**PROBLEM REQUIREMENTS**
Look through the material below and count the lines with the string "Type". Report only the count.

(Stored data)
- - - -

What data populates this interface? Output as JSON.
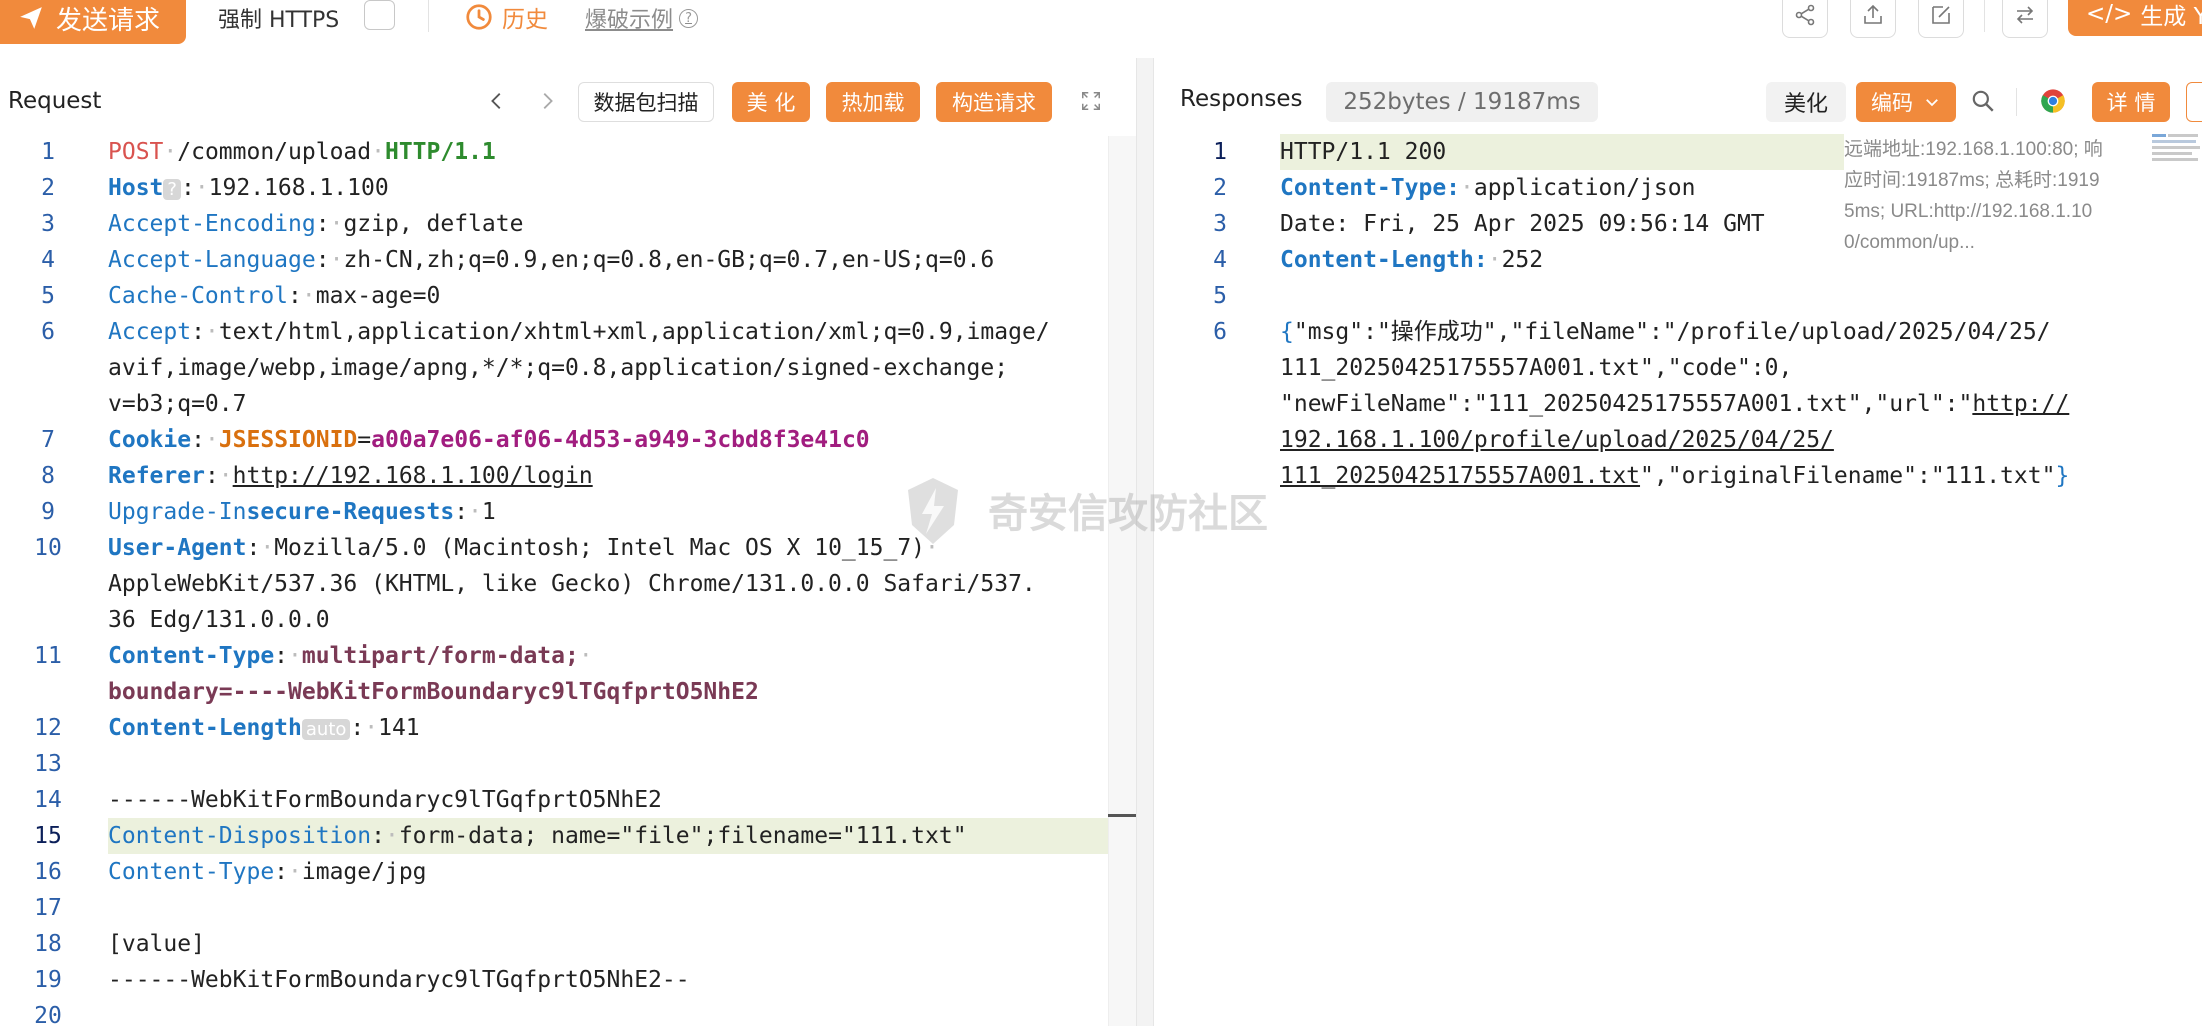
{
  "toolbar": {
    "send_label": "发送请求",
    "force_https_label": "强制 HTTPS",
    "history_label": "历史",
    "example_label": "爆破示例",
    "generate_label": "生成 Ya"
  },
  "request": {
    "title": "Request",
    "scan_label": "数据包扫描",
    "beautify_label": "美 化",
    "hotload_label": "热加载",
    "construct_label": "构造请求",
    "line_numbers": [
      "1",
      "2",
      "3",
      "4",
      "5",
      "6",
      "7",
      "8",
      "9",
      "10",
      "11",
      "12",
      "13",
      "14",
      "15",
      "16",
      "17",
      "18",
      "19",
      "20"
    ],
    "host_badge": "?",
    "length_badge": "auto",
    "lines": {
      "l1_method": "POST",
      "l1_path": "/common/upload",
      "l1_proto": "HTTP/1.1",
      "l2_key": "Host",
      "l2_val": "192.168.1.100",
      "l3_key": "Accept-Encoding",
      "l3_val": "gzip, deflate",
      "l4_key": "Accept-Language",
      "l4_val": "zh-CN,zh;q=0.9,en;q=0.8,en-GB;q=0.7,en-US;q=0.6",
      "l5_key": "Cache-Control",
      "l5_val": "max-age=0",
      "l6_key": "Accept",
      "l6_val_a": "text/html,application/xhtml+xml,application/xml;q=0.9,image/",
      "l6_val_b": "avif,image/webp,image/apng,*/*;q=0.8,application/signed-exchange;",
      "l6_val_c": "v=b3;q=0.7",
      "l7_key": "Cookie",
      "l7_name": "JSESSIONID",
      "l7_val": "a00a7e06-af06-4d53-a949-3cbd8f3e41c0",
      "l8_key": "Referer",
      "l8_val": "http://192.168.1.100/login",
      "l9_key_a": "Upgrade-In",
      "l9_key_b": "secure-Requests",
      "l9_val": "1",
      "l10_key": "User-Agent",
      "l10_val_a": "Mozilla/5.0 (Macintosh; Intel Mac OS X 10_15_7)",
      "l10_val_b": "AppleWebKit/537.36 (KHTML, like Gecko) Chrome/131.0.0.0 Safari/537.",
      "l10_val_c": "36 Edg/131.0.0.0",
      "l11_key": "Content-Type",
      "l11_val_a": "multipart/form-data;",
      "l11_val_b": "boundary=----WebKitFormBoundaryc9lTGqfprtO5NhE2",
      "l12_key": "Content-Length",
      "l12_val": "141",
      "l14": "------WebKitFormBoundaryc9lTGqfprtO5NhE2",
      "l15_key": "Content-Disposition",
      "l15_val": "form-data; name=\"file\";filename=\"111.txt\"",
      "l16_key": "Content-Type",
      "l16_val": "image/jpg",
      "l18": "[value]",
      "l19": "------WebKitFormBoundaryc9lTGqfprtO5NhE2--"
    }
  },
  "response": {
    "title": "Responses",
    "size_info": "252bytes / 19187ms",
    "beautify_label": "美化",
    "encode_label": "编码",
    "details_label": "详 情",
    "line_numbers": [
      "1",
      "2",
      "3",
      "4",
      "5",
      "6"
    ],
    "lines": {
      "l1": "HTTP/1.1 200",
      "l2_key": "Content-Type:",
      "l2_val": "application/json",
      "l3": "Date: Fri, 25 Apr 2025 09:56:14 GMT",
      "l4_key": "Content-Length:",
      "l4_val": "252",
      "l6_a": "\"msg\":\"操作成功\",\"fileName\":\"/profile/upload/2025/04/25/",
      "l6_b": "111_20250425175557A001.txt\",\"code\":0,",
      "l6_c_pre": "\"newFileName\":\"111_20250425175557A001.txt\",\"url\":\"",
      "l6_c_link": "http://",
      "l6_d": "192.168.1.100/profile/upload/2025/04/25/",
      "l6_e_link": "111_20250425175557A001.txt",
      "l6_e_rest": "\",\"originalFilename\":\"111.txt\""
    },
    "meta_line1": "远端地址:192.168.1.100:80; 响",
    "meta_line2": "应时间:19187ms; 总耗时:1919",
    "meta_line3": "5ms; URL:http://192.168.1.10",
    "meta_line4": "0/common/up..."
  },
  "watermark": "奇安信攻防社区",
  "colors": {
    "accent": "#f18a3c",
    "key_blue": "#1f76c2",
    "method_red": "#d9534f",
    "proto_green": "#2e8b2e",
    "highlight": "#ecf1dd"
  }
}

- - - -

**WRITTEN RESPONSE**
3